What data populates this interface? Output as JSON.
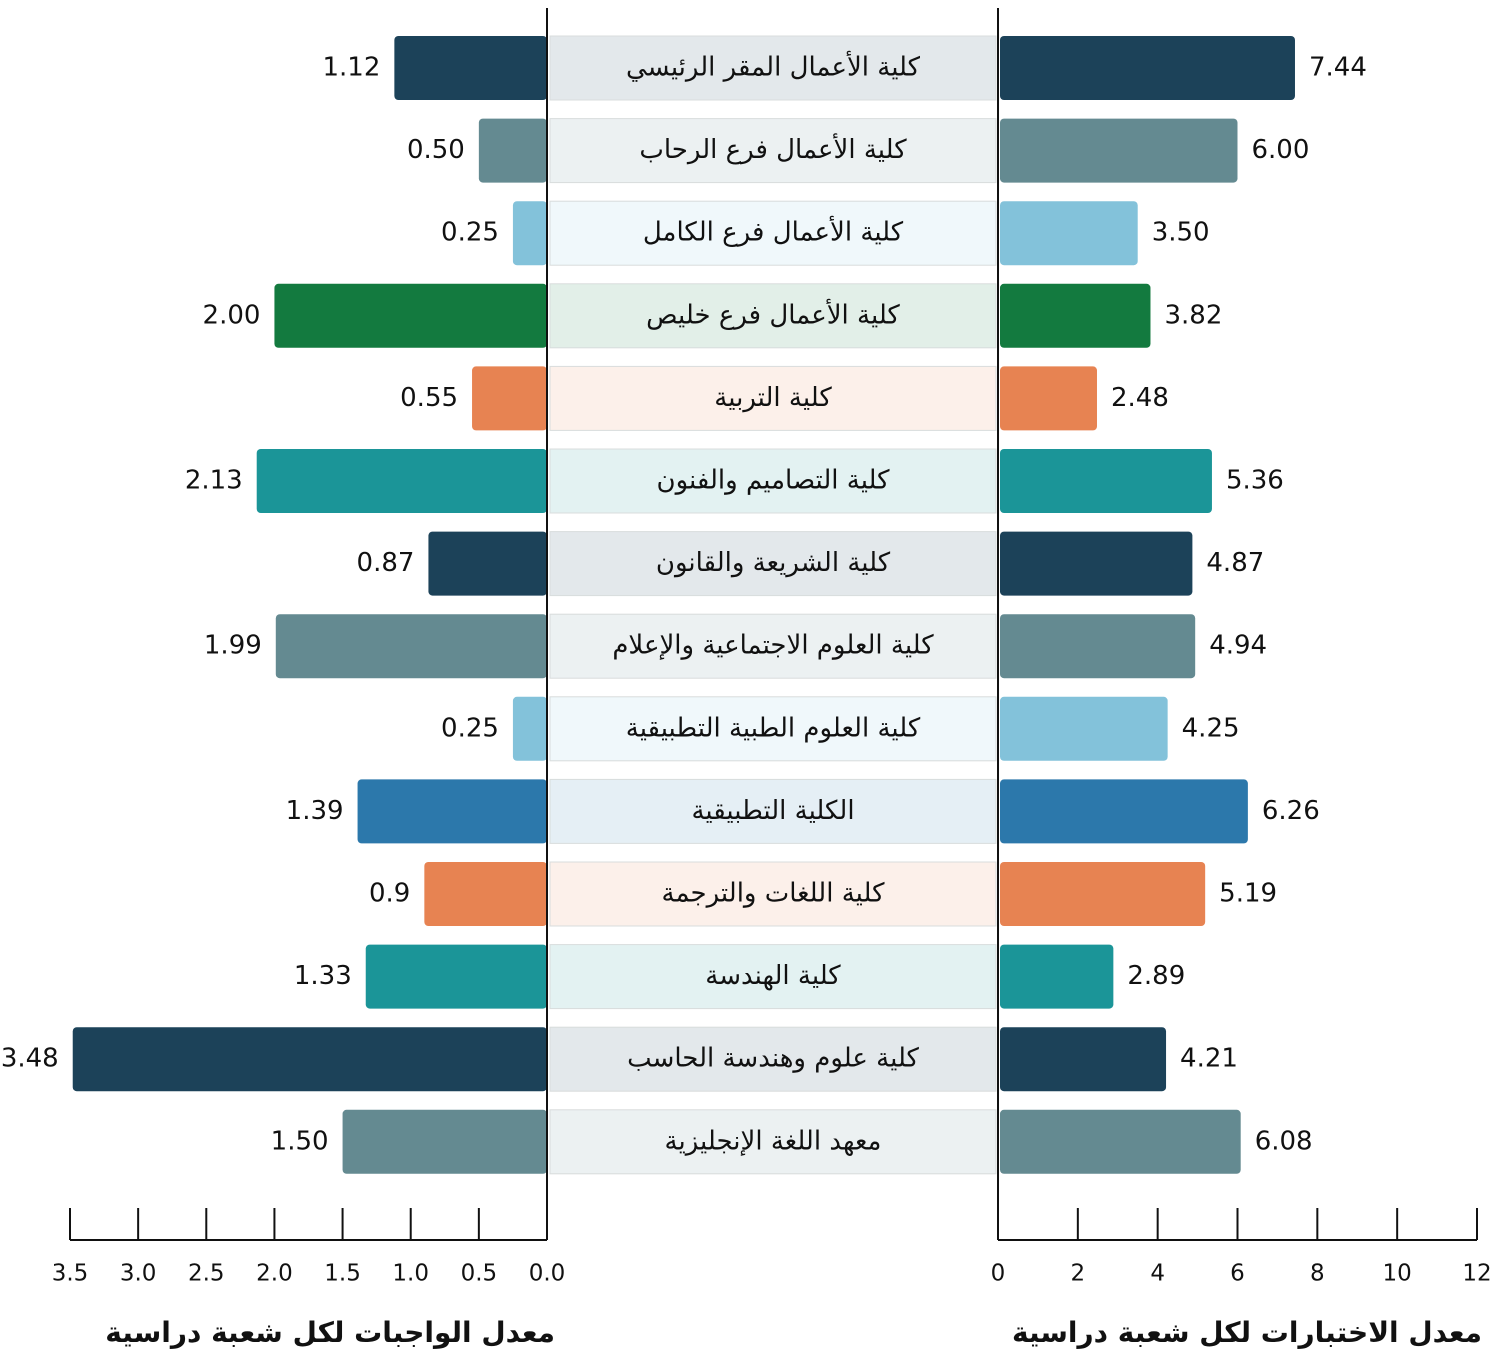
{
  "chart_data": {
    "type": "butterfly",
    "categories": [
      "كلية الأعمال المقر الرئيسي",
      "كلية الأعمال فرع الرحاب",
      "كلية الأعمال فرع الكامل",
      "كلية الأعمال فرع خليص",
      "كلية التربية",
      "كلية التصاميم والفنون",
      "كلية الشريعة والقانون",
      "كلية العلوم الاجتماعية والإعلام",
      "كلية العلوم الطبية التطبيقية",
      "الكلية التطبيقية",
      "كلية اللغات والترجمة",
      "كلية الهندسة",
      "كلية علوم وهندسة الحاسب",
      "معهد اللغة الإنجليزية"
    ],
    "colors": [
      "#1c4259",
      "#648a91",
      "#83c2da",
      "#137a3f",
      "#e78352",
      "#1b9598",
      "#1c4259",
      "#648a91",
      "#83c2da",
      "#2c78ab",
      "#e78352",
      "#1b9598",
      "#1c4259",
      "#648a91"
    ],
    "left": {
      "title": "معدل الواجبات لكل شعبة دراسية",
      "values": [
        1.12,
        0.5,
        0.25,
        2,
        0.55,
        2.13,
        0.87,
        1.99,
        0.25,
        1.39,
        0.9,
        1.33,
        3.48,
        1.5
      ],
      "value_labels": [
        "1.12",
        "0.50",
        "0.25",
        "2.00",
        "0.55",
        "2.13",
        "0.87",
        "1.99",
        "0.25",
        "1.39",
        "0.9",
        "1.33",
        "3.48",
        "1.50"
      ],
      "xlim": [
        0,
        3.5
      ],
      "xticks": [
        3.5,
        {
          "value": 3,
          "label": "3.0"
        },
        2.5,
        {
          "value": 2,
          "label": "2.0"
        },
        1.5,
        {
          "value": 1,
          "label": "1.0"
        },
        0.5,
        {
          "value": 0,
          "label": "0.0"
        }
      ]
    },
    "right": {
      "title": "معدل الاختبارات لكل شعبة دراسية",
      "values": [
        7.44,
        6,
        3.5,
        3.82,
        2.48,
        5.36,
        4.87,
        4.94,
        4.25,
        6.26,
        5.19,
        2.89,
        4.21,
        6.08
      ],
      "value_labels": [
        "7.44",
        "6.00",
        "3.50",
        "3.82",
        "2.48",
        "5.36",
        "4.87",
        "4.94",
        "4.25",
        "6.26",
        "5.19",
        "2.89",
        "4.21",
        "6.08"
      ],
      "xlim": [
        0,
        12
      ],
      "xticks": [
        0,
        2,
        4,
        6,
        8,
        10,
        12
      ]
    }
  }
}
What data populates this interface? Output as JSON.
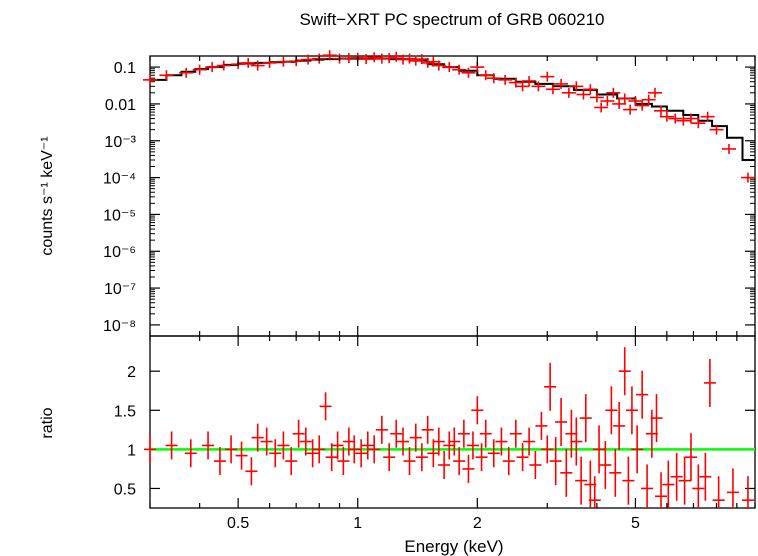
{
  "chart_data": {
    "type": "scatter",
    "title": "Swift−XRT PC spectrum of GRB 060210",
    "xlabel": "Energy (keV)",
    "x_scale": "log",
    "xlim": [
      0.3,
      10
    ],
    "x_ticks": [
      0.5,
      1,
      2,
      5
    ],
    "x_tick_labels": [
      "0.5",
      "1",
      "2",
      "5"
    ],
    "colors": {
      "data": "#ff0000",
      "model": "#000000",
      "unity": "#00ff00"
    },
    "panels": [
      {
        "name": "spectrum",
        "ylabel": "counts s⁻¹ keV⁻¹",
        "y_scale": "log",
        "ylim": [
          5e-09,
          0.2
        ],
        "y_ticks": [
          {
            "value": 0.1,
            "label": "0.1"
          },
          {
            "value": 0.01,
            "label": "0.01"
          },
          {
            "value": 0.001,
            "label": "10⁻³"
          },
          {
            "value": 0.0001,
            "label": "10⁻⁴"
          },
          {
            "value": 1e-05,
            "label": "10⁻⁵"
          },
          {
            "value": 1e-06,
            "label": "10⁻⁶"
          },
          {
            "value": 1e-07,
            "label": "10⁻⁷"
          },
          {
            "value": 1e-08,
            "label": "10⁻⁸"
          }
        ],
        "model": {
          "x": [
            0.3,
            0.33,
            0.36,
            0.39,
            0.42,
            0.46,
            0.5,
            0.55,
            0.6,
            0.65,
            0.7,
            0.76,
            0.82,
            0.9,
            1.0,
            1.1,
            1.2,
            1.35,
            1.5,
            1.65,
            1.8,
            2.0,
            2.2,
            2.5,
            2.8,
            3.1,
            3.5,
            4.0,
            4.5,
            5.0,
            5.5,
            6.0,
            6.6,
            7.2,
            7.8,
            8.5,
            9.3,
            10.0
          ],
          "y": [
            0.045,
            0.06,
            0.075,
            0.088,
            0.1,
            0.115,
            0.125,
            0.13,
            0.135,
            0.14,
            0.15,
            0.16,
            0.165,
            0.17,
            0.17,
            0.17,
            0.165,
            0.15,
            0.12,
            0.1,
            0.08,
            0.06,
            0.048,
            0.04,
            0.035,
            0.03,
            0.024,
            0.018,
            0.014,
            0.01,
            0.0085,
            0.0065,
            0.005,
            0.0035,
            0.0025,
            0.0012,
            0.0003,
            0.0003
          ]
        },
        "points": [
          {
            "x": 0.3,
            "y": 0.045
          },
          {
            "x": 0.33,
            "y": 0.06
          },
          {
            "x": 0.37,
            "y": 0.07
          },
          {
            "x": 0.4,
            "y": 0.085
          },
          {
            "x": 0.43,
            "y": 0.1
          },
          {
            "x": 0.46,
            "y": 0.11
          },
          {
            "x": 0.5,
            "y": 0.12
          },
          {
            "x": 0.53,
            "y": 0.13
          },
          {
            "x": 0.56,
            "y": 0.11
          },
          {
            "x": 0.6,
            "y": 0.13
          },
          {
            "x": 0.65,
            "y": 0.14
          },
          {
            "x": 0.7,
            "y": 0.145
          },
          {
            "x": 0.75,
            "y": 0.16
          },
          {
            "x": 0.8,
            "y": 0.17
          },
          {
            "x": 0.85,
            "y": 0.21
          },
          {
            "x": 0.9,
            "y": 0.17
          },
          {
            "x": 0.95,
            "y": 0.175
          },
          {
            "x": 1.0,
            "y": 0.18
          },
          {
            "x": 1.05,
            "y": 0.165
          },
          {
            "x": 1.1,
            "y": 0.185
          },
          {
            "x": 1.15,
            "y": 0.17
          },
          {
            "x": 1.2,
            "y": 0.175
          },
          {
            "x": 1.25,
            "y": 0.19
          },
          {
            "x": 1.3,
            "y": 0.16
          },
          {
            "x": 1.35,
            "y": 0.17
          },
          {
            "x": 1.4,
            "y": 0.15
          },
          {
            "x": 1.45,
            "y": 0.165
          },
          {
            "x": 1.5,
            "y": 0.13
          },
          {
            "x": 1.55,
            "y": 0.14
          },
          {
            "x": 1.6,
            "y": 0.11
          },
          {
            "x": 1.7,
            "y": 0.1
          },
          {
            "x": 1.8,
            "y": 0.085
          },
          {
            "x": 1.9,
            "y": 0.07
          },
          {
            "x": 2.0,
            "y": 0.1
          },
          {
            "x": 2.1,
            "y": 0.06
          },
          {
            "x": 2.2,
            "y": 0.05
          },
          {
            "x": 2.35,
            "y": 0.045
          },
          {
            "x": 2.5,
            "y": 0.038
          },
          {
            "x": 2.6,
            "y": 0.03
          },
          {
            "x": 2.7,
            "y": 0.042
          },
          {
            "x": 2.85,
            "y": 0.03
          },
          {
            "x": 3.0,
            "y": 0.055
          },
          {
            "x": 3.1,
            "y": 0.025
          },
          {
            "x": 3.25,
            "y": 0.035
          },
          {
            "x": 3.4,
            "y": 0.02
          },
          {
            "x": 3.55,
            "y": 0.03
          },
          {
            "x": 3.7,
            "y": 0.018
          },
          {
            "x": 3.85,
            "y": 0.025
          },
          {
            "x": 4.0,
            "y": 0.015
          },
          {
            "x": 4.1,
            "y": 0.008
          },
          {
            "x": 4.25,
            "y": 0.012
          },
          {
            "x": 4.4,
            "y": 0.02
          },
          {
            "x": 4.55,
            "y": 0.01
          },
          {
            "x": 4.7,
            "y": 0.014
          },
          {
            "x": 4.85,
            "y": 0.007
          },
          {
            "x": 5.0,
            "y": 0.012
          },
          {
            "x": 5.2,
            "y": 0.009
          },
          {
            "x": 5.4,
            "y": 0.013
          },
          {
            "x": 5.6,
            "y": 0.02
          },
          {
            "x": 5.8,
            "y": 0.0065
          },
          {
            "x": 6.0,
            "y": 0.0045
          },
          {
            "x": 6.3,
            "y": 0.004
          },
          {
            "x": 6.6,
            "y": 0.0035
          },
          {
            "x": 6.9,
            "y": 0.004
          },
          {
            "x": 7.2,
            "y": 0.003
          },
          {
            "x": 7.6,
            "y": 0.0045
          },
          {
            "x": 8.0,
            "y": 0.002
          },
          {
            "x": 8.6,
            "y": 0.0006
          },
          {
            "x": 9.6,
            "y": 0.0001
          }
        ]
      },
      {
        "name": "ratio",
        "ylabel": "ratio",
        "y_scale": "linear",
        "ylim": [
          0.25,
          2.45
        ],
        "y_ticks": [
          {
            "value": 0.5,
            "label": "0.5"
          },
          {
            "value": 1,
            "label": "1"
          },
          {
            "value": 1.5,
            "label": "1.5"
          },
          {
            "value": 2,
            "label": "2"
          }
        ],
        "reference": 1,
        "points": [
          {
            "x": 0.3,
            "y": 1.0
          },
          {
            "x": 0.34,
            "y": 1.05
          },
          {
            "x": 0.38,
            "y": 0.95
          },
          {
            "x": 0.42,
            "y": 1.05
          },
          {
            "x": 0.45,
            "y": 0.85
          },
          {
            "x": 0.48,
            "y": 1.0
          },
          {
            "x": 0.51,
            "y": 0.92
          },
          {
            "x": 0.54,
            "y": 0.72
          },
          {
            "x": 0.56,
            "y": 1.15
          },
          {
            "x": 0.59,
            "y": 1.1
          },
          {
            "x": 0.62,
            "y": 0.95
          },
          {
            "x": 0.65,
            "y": 1.05
          },
          {
            "x": 0.68,
            "y": 0.85
          },
          {
            "x": 0.71,
            "y": 1.2
          },
          {
            "x": 0.74,
            "y": 1.1
          },
          {
            "x": 0.77,
            "y": 0.95
          },
          {
            "x": 0.8,
            "y": 1.0
          },
          {
            "x": 0.83,
            "y": 1.55
          },
          {
            "x": 0.86,
            "y": 0.9
          },
          {
            "x": 0.89,
            "y": 1.05
          },
          {
            "x": 0.92,
            "y": 0.85
          },
          {
            "x": 0.95,
            "y": 1.1
          },
          {
            "x": 0.98,
            "y": 1.0
          },
          {
            "x": 1.02,
            "y": 0.95
          },
          {
            "x": 1.06,
            "y": 1.05
          },
          {
            "x": 1.1,
            "y": 1.0
          },
          {
            "x": 1.15,
            "y": 1.25
          },
          {
            "x": 1.2,
            "y": 0.9
          },
          {
            "x": 1.25,
            "y": 1.2
          },
          {
            "x": 1.3,
            "y": 1.1
          },
          {
            "x": 1.35,
            "y": 0.85
          },
          {
            "x": 1.4,
            "y": 1.15
          },
          {
            "x": 1.45,
            "y": 0.9
          },
          {
            "x": 1.5,
            "y": 1.25
          },
          {
            "x": 1.55,
            "y": 0.95
          },
          {
            "x": 1.6,
            "y": 1.1
          },
          {
            "x": 1.65,
            "y": 0.8
          },
          {
            "x": 1.7,
            "y": 1.05
          },
          {
            "x": 1.75,
            "y": 1.1
          },
          {
            "x": 1.8,
            "y": 0.85
          },
          {
            "x": 1.85,
            "y": 1.2
          },
          {
            "x": 1.9,
            "y": 0.75
          },
          {
            "x": 1.95,
            "y": 1.05
          },
          {
            "x": 2.0,
            "y": 1.5
          },
          {
            "x": 2.05,
            "y": 0.9
          },
          {
            "x": 2.1,
            "y": 1.2
          },
          {
            "x": 2.2,
            "y": 0.95
          },
          {
            "x": 2.3,
            "y": 1.1
          },
          {
            "x": 2.4,
            "y": 0.85
          },
          {
            "x": 2.5,
            "y": 1.2
          },
          {
            "x": 2.6,
            "y": 0.9
          },
          {
            "x": 2.7,
            "y": 1.1
          },
          {
            "x": 2.8,
            "y": 0.8
          },
          {
            "x": 2.9,
            "y": 1.3
          },
          {
            "x": 3.0,
            "y": 1.0
          },
          {
            "x": 3.05,
            "y": 1.8
          },
          {
            "x": 3.15,
            "y": 0.85
          },
          {
            "x": 3.25,
            "y": 1.35
          },
          {
            "x": 3.35,
            "y": 0.7
          },
          {
            "x": 3.45,
            "y": 1.2
          },
          {
            "x": 3.55,
            "y": 1.1
          },
          {
            "x": 3.65,
            "y": 0.6
          },
          {
            "x": 3.75,
            "y": 1.4
          },
          {
            "x": 3.85,
            "y": 0.55
          },
          {
            "x": 3.95,
            "y": 0.35
          },
          {
            "x": 4.05,
            "y": 1.0
          },
          {
            "x": 4.2,
            "y": 0.8
          },
          {
            "x": 4.35,
            "y": 1.5
          },
          {
            "x": 4.45,
            "y": 0.7
          },
          {
            "x": 4.55,
            "y": 1.3
          },
          {
            "x": 4.7,
            "y": 2.0
          },
          {
            "x": 4.8,
            "y": 0.6
          },
          {
            "x": 4.9,
            "y": 1.5
          },
          {
            "x": 5.05,
            "y": 1.0
          },
          {
            "x": 5.2,
            "y": 1.7
          },
          {
            "x": 5.35,
            "y": 0.5
          },
          {
            "x": 5.5,
            "y": 1.2
          },
          {
            "x": 5.65,
            "y": 1.4
          },
          {
            "x": 5.8,
            "y": 0.4
          },
          {
            "x": 6.05,
            "y": 0.55
          },
          {
            "x": 6.35,
            "y": 0.65
          },
          {
            "x": 6.65,
            "y": 0.6
          },
          {
            "x": 6.9,
            "y": 0.9
          },
          {
            "x": 7.2,
            "y": 0.5
          },
          {
            "x": 7.5,
            "y": 0.65
          },
          {
            "x": 7.7,
            "y": 1.85
          },
          {
            "x": 8.1,
            "y": 0.35
          },
          {
            "x": 8.8,
            "y": 0.45
          },
          {
            "x": 9.6,
            "y": 0.35
          }
        ]
      }
    ]
  }
}
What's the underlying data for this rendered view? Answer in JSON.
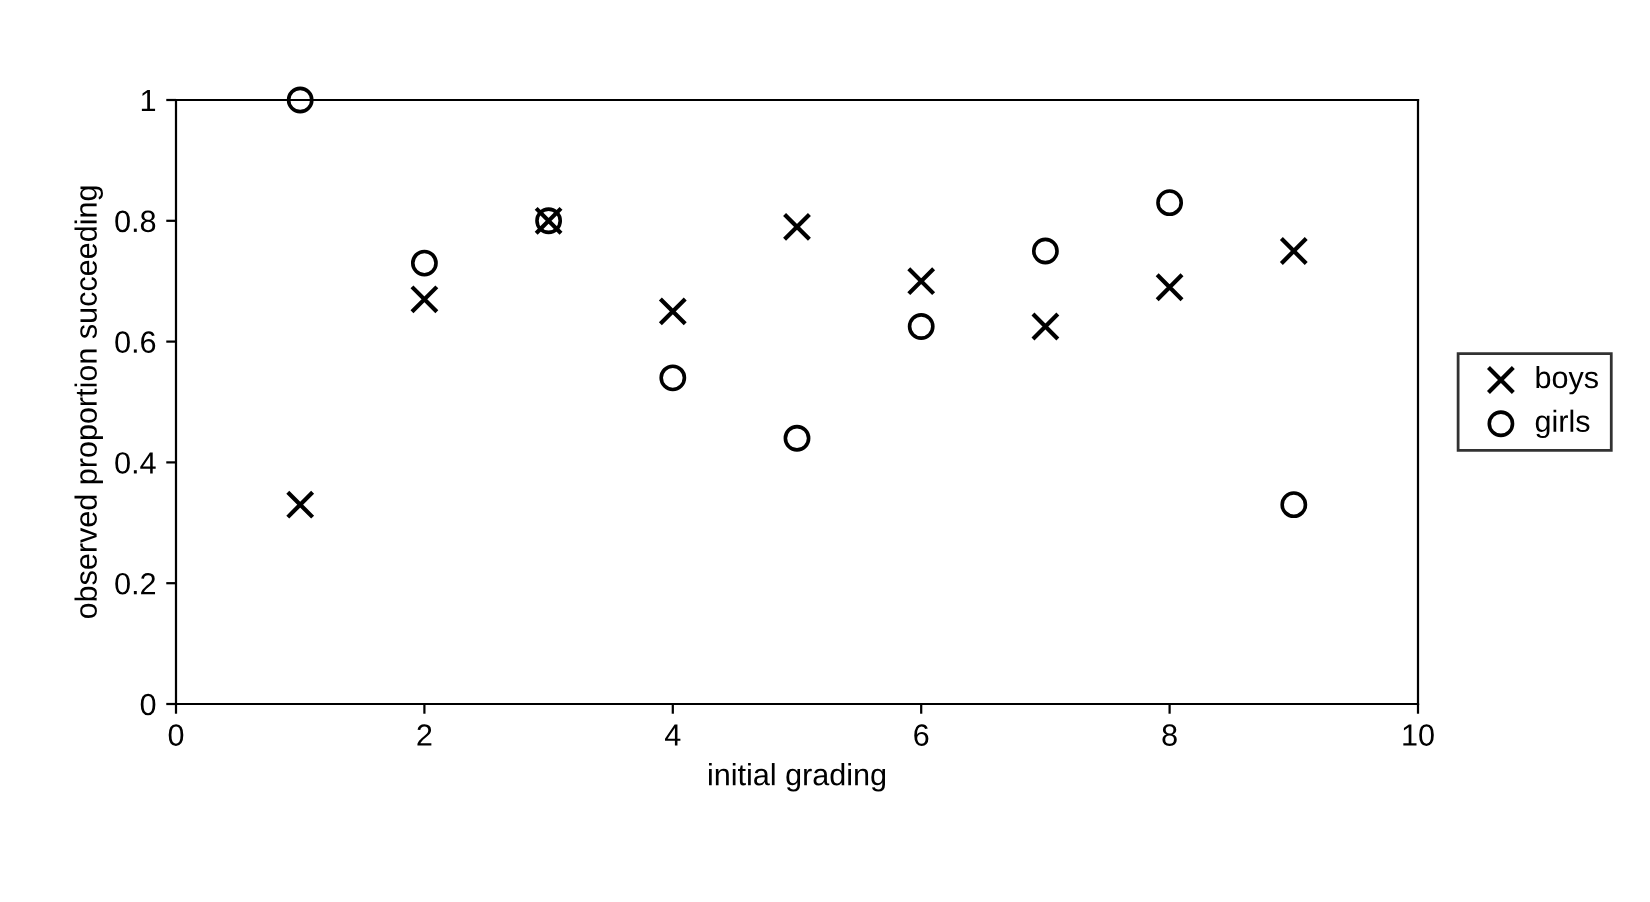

════════

AIM: Where a line of the entries contains the word "معدل", copy that line.

TASK RESPONSE:
      "title": "معدل الواجبات لكل شعبة دراسية",
      "title": "معدل الاختبارات لكل شعبة دراسية",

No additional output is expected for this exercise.